## START DATA LINES
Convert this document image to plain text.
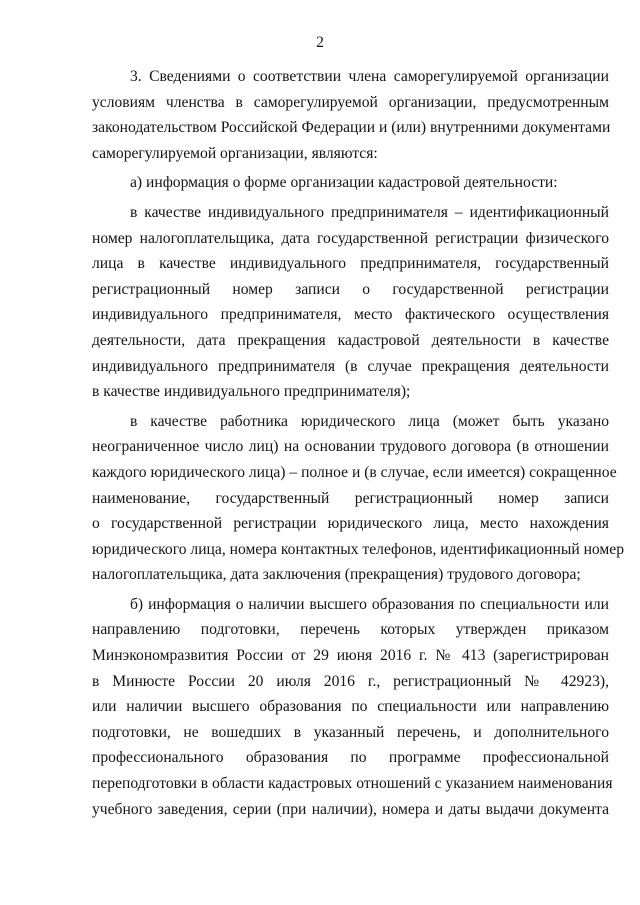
2
3. Сведениями о соответствии члена саморегулируемой организации
условиям членства в саморегулируемой организации, предусмотренным
законодательством Российской Федерации и (или) внутренними документами
саморегулируемой организации, являются:
а) информация о форме организации кадастровой деятельности:
в качестве индивидуального предпринимателя – идентификационный
номер налогоплательщика, дата государственной регистрации физического
лица в качестве индивидуального предпринимателя, государственный
регистрационный номер записи о государственной регистрации
индивидуального предпринимателя, место фактического осуществления
деятельности, дата прекращения кадастровой деятельности в качестве
индивидуального предпринимателя (в случае прекращения деятельности
в качестве индивидуального предпринимателя);
в качестве работника юридического лица (может быть указано
неограниченное число лиц) на основании трудового договора (в отношении
каждого юридического лица) – полное и (в случае, если имеется) сокращенное
наименование, государственный регистрационный номер записи
о государственной регистрации юридического лица, место нахождения
юридического лица, номера контактных телефонов, идентификационный номер
налогоплательщика, дата заключения (прекращения) трудового договора;
б) информация о наличии высшего образования по специальности или
направлению подготовки, перечень которых утвержден приказом
Минэкономразвития России от 29 июня 2016 г. № 413 (зарегистрирован
в Минюсте России 20 июля 2016 г., регистрационный № 42923),
или наличии высшего образования по специальности или направлению
подготовки, не вошедших в указанный перечень, и дополнительного
профессионального образования по программе профессиональной
переподготовки в области кадастровых отношений с указанием наименования
учебного заведения, серии (при наличии), номера и даты выдачи документа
## END DATA LINES
#### [OBJECTIVE]
Every record above should be written out again without change, except that the pictures are left out.

#### [SOLUTION BELOW]
Convert this document image to plain text.
2
3. Сведениями о соответствии члена саморегулируемой организации
условиям членства в саморегулируемой организации, предусмотренным
законодательством Российской Федерации и (или) внутренними документами
саморегулируемой организации, являются:
а) информация о форме организации кадастровой деятельности:
в качестве индивидуального предпринимателя – идентификационный
номер налогоплательщика, дата государственной регистрации физического
лица в качестве индивидуального предпринимателя, государственный
регистрационный номер записи о государственной регистрации
индивидуального предпринимателя, место фактического осуществления
деятельности, дата прекращения кадастровой деятельности в качестве
индивидуального предпринимателя (в случае прекращения деятельности
в качестве индивидуального предпринимателя);
в качестве работника юридического лица (может быть указано
неограниченное число лиц) на основании трудового договора (в отношении
каждого юридического лица) – полное и (в случае, если имеется) сокращенное
наименование, государственный регистрационный номер записи
о государственной регистрации юридического лица, место нахождения
юридического лица, номера контактных телефонов, идентификационный номер
налогоплательщика, дата заключения (прекращения) трудового договора;
б) информация о наличии высшего образования по специальности или
направлению подготовки, перечень которых утвержден приказом
Минэкономразвития России от 29 июня 2016 г. № 413 (зарегистрирован
в Минюсте России 20 июля 2016 г., регистрационный № 42923),
или наличии высшего образования по специальности или направлению
подготовки, не вошедших в указанный перечень, и дополнительного
профессионального образования по программе профессиональной
переподготовки в области кадастровых отношений с указанием наименования
учебного заведения, серии (при наличии), номера и даты выдачи документа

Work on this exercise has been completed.